■ OBJECTIVE ■
Return the entries below verbatim. Pictures stay out.

■ AVAILABLE RECORDS ■
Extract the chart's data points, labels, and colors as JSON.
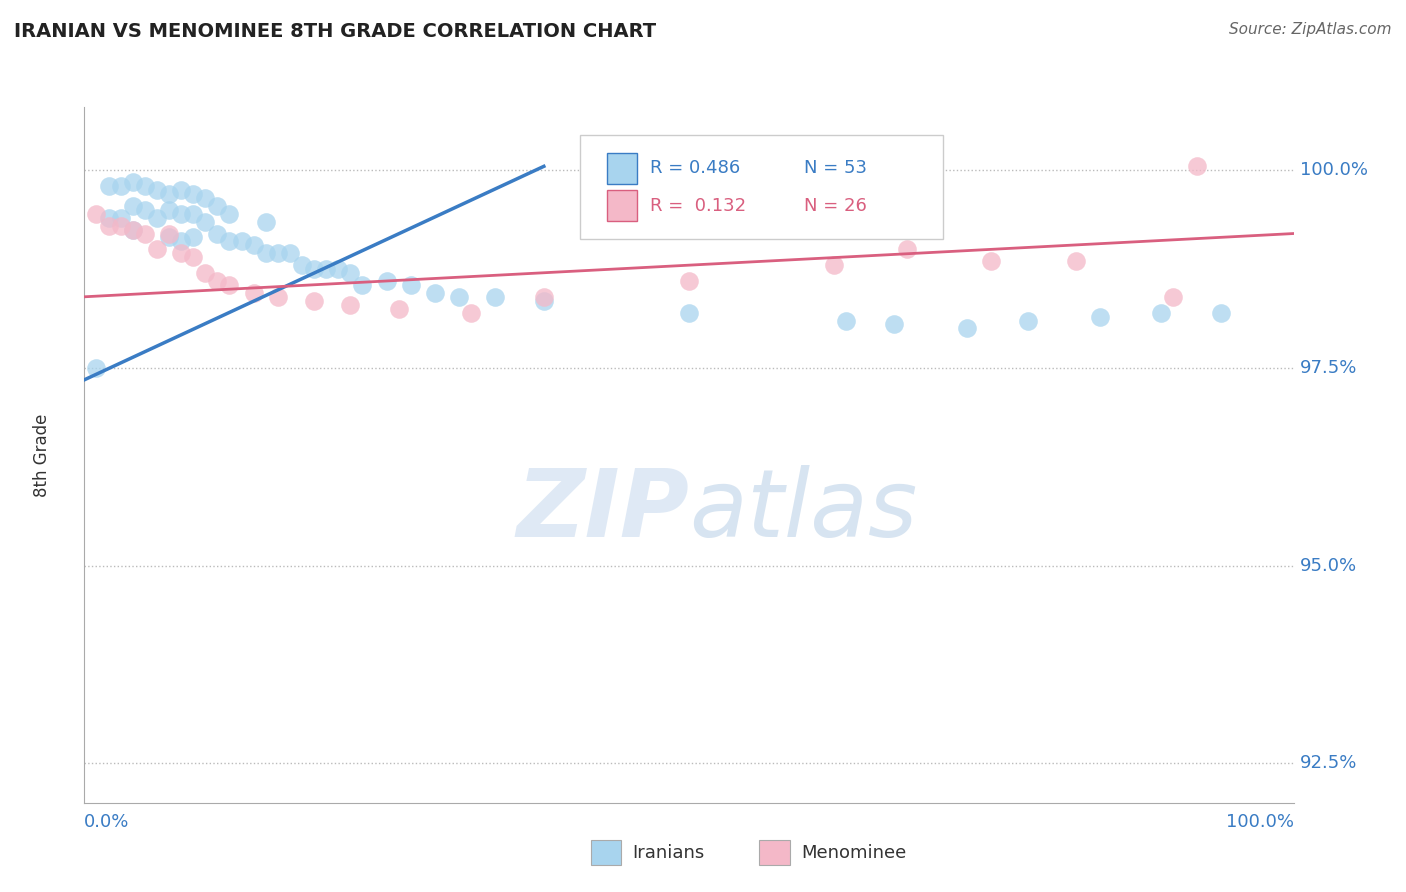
{
  "title": "IRANIAN VS MENOMINEE 8TH GRADE CORRELATION CHART",
  "source": "Source: ZipAtlas.com",
  "ylabel": "8th Grade",
  "legend_blue_r": "R = 0.486",
  "legend_blue_n": "N = 53",
  "legend_pink_r": "R =  0.132",
  "legend_pink_n": "N = 26",
  "blue_color": "#A8D4EE",
  "pink_color": "#F4B8C8",
  "line_blue_color": "#3A7CC4",
  "line_pink_color": "#D95F7F",
  "title_color": "#222222",
  "axis_label_color": "#3A7CC4",
  "grid_color": "#BBBBBB",
  "xmin": 0.0,
  "xmax": 1.0,
  "ymin": 0.92,
  "ymax": 1.008,
  "yticks": [
    1.0,
    0.975,
    0.95,
    0.925
  ],
  "ytick_labels": [
    "100.0%",
    "97.5%",
    "95.0%",
    "92.5%"
  ],
  "blue_line_x": [
    0.0,
    0.38
  ],
  "blue_line_y": [
    0.9735,
    1.0005
  ],
  "pink_line_x": [
    0.0,
    1.0
  ],
  "pink_line_y": [
    0.984,
    0.992
  ],
  "blue_points_x": [
    0.01,
    0.02,
    0.02,
    0.03,
    0.03,
    0.04,
    0.04,
    0.04,
    0.05,
    0.05,
    0.06,
    0.06,
    0.07,
    0.07,
    0.07,
    0.08,
    0.08,
    0.08,
    0.09,
    0.09,
    0.09,
    0.1,
    0.1,
    0.11,
    0.11,
    0.12,
    0.12,
    0.13,
    0.14,
    0.15,
    0.15,
    0.16,
    0.17,
    0.18,
    0.19,
    0.2,
    0.21,
    0.22,
    0.23,
    0.25,
    0.27,
    0.29,
    0.31,
    0.34,
    0.38,
    0.5,
    0.63,
    0.67,
    0.73,
    0.78,
    0.84,
    0.89,
    0.94
  ],
  "blue_points_y": [
    0.975,
    0.998,
    0.994,
    0.998,
    0.994,
    0.9985,
    0.9955,
    0.9925,
    0.998,
    0.995,
    0.9975,
    0.994,
    0.997,
    0.995,
    0.9915,
    0.9975,
    0.9945,
    0.991,
    0.997,
    0.9945,
    0.9915,
    0.9965,
    0.9935,
    0.9955,
    0.992,
    0.9945,
    0.991,
    0.991,
    0.9905,
    0.9935,
    0.9895,
    0.9895,
    0.9895,
    0.988,
    0.9875,
    0.9875,
    0.9875,
    0.987,
    0.9855,
    0.986,
    0.9855,
    0.9845,
    0.984,
    0.984,
    0.9835,
    0.982,
    0.981,
    0.9805,
    0.98,
    0.981,
    0.9815,
    0.982,
    0.982
  ],
  "pink_points_x": [
    0.01,
    0.02,
    0.03,
    0.04,
    0.05,
    0.06,
    0.07,
    0.08,
    0.09,
    0.1,
    0.11,
    0.12,
    0.14,
    0.16,
    0.19,
    0.22,
    0.26,
    0.32,
    0.38,
    0.5,
    0.62,
    0.68,
    0.75,
    0.82,
    0.9,
    0.92
  ],
  "pink_points_y": [
    0.9945,
    0.993,
    0.993,
    0.9925,
    0.992,
    0.99,
    0.992,
    0.9895,
    0.989,
    0.987,
    0.986,
    0.9855,
    0.9845,
    0.984,
    0.9835,
    0.983,
    0.9825,
    0.982,
    0.984,
    0.986,
    0.988,
    0.99,
    0.9885,
    0.9885,
    0.984,
    1.0005
  ]
}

■ RESULT ■
Extract the chart's data points, labels, and colors as JSON.
{
  "title": "IRANIAN VS MENOMINEE 8TH GRADE CORRELATION CHART",
  "source": "Source: ZipAtlas.com",
  "ylabel": "8th Grade",
  "legend_blue_r": "R = 0.486",
  "legend_blue_n": "N = 53",
  "legend_pink_r": "R =  0.132",
  "legend_pink_n": "N = 26",
  "blue_color": "#A8D4EE",
  "pink_color": "#F4B8C8",
  "line_blue_color": "#3A7CC4",
  "line_pink_color": "#D95F7F",
  "title_color": "#222222",
  "axis_label_color": "#3A7CC4",
  "grid_color": "#BBBBBB",
  "xmin": 0.0,
  "xmax": 1.0,
  "ymin": 0.92,
  "ymax": 1.008,
  "yticks": [
    1.0,
    0.975,
    0.95,
    0.925
  ],
  "ytick_labels": [
    "100.0%",
    "97.5%",
    "95.0%",
    "92.5%"
  ],
  "blue_line_x": [
    0.0,
    0.38
  ],
  "blue_line_y": [
    0.9735,
    1.0005
  ],
  "pink_line_x": [
    0.0,
    1.0
  ],
  "pink_line_y": [
    0.984,
    0.992
  ],
  "blue_points_x": [
    0.01,
    0.02,
    0.02,
    0.03,
    0.03,
    0.04,
    0.04,
    0.04,
    0.05,
    0.05,
    0.06,
    0.06,
    0.07,
    0.07,
    0.07,
    0.08,
    0.08,
    0.08,
    0.09,
    0.09,
    0.09,
    0.1,
    0.1,
    0.11,
    0.11,
    0.12,
    0.12,
    0.13,
    0.14,
    0.15,
    0.15,
    0.16,
    0.17,
    0.18,
    0.19,
    0.2,
    0.21,
    0.22,
    0.23,
    0.25,
    0.27,
    0.29,
    0.31,
    0.34,
    0.38,
    0.5,
    0.63,
    0.67,
    0.73,
    0.78,
    0.84,
    0.89,
    0.94
  ],
  "blue_points_y": [
    0.975,
    0.998,
    0.994,
    0.998,
    0.994,
    0.9985,
    0.9955,
    0.9925,
    0.998,
    0.995,
    0.9975,
    0.994,
    0.997,
    0.995,
    0.9915,
    0.9975,
    0.9945,
    0.991,
    0.997,
    0.9945,
    0.9915,
    0.9965,
    0.9935,
    0.9955,
    0.992,
    0.9945,
    0.991,
    0.991,
    0.9905,
    0.9935,
    0.9895,
    0.9895,
    0.9895,
    0.988,
    0.9875,
    0.9875,
    0.9875,
    0.987,
    0.9855,
    0.986,
    0.9855,
    0.9845,
    0.984,
    0.984,
    0.9835,
    0.982,
    0.981,
    0.9805,
    0.98,
    0.981,
    0.9815,
    0.982,
    0.982
  ],
  "pink_points_x": [
    0.01,
    0.02,
    0.03,
    0.04,
    0.05,
    0.06,
    0.07,
    0.08,
    0.09,
    0.1,
    0.11,
    0.12,
    0.14,
    0.16,
    0.19,
    0.22,
    0.26,
    0.32,
    0.38,
    0.5,
    0.62,
    0.68,
    0.75,
    0.82,
    0.9,
    0.92
  ],
  "pink_points_y": [
    0.9945,
    0.993,
    0.993,
    0.9925,
    0.992,
    0.99,
    0.992,
    0.9895,
    0.989,
    0.987,
    0.986,
    0.9855,
    0.9845,
    0.984,
    0.9835,
    0.983,
    0.9825,
    0.982,
    0.984,
    0.986,
    0.988,
    0.99,
    0.9885,
    0.9885,
    0.984,
    1.0005
  ]
}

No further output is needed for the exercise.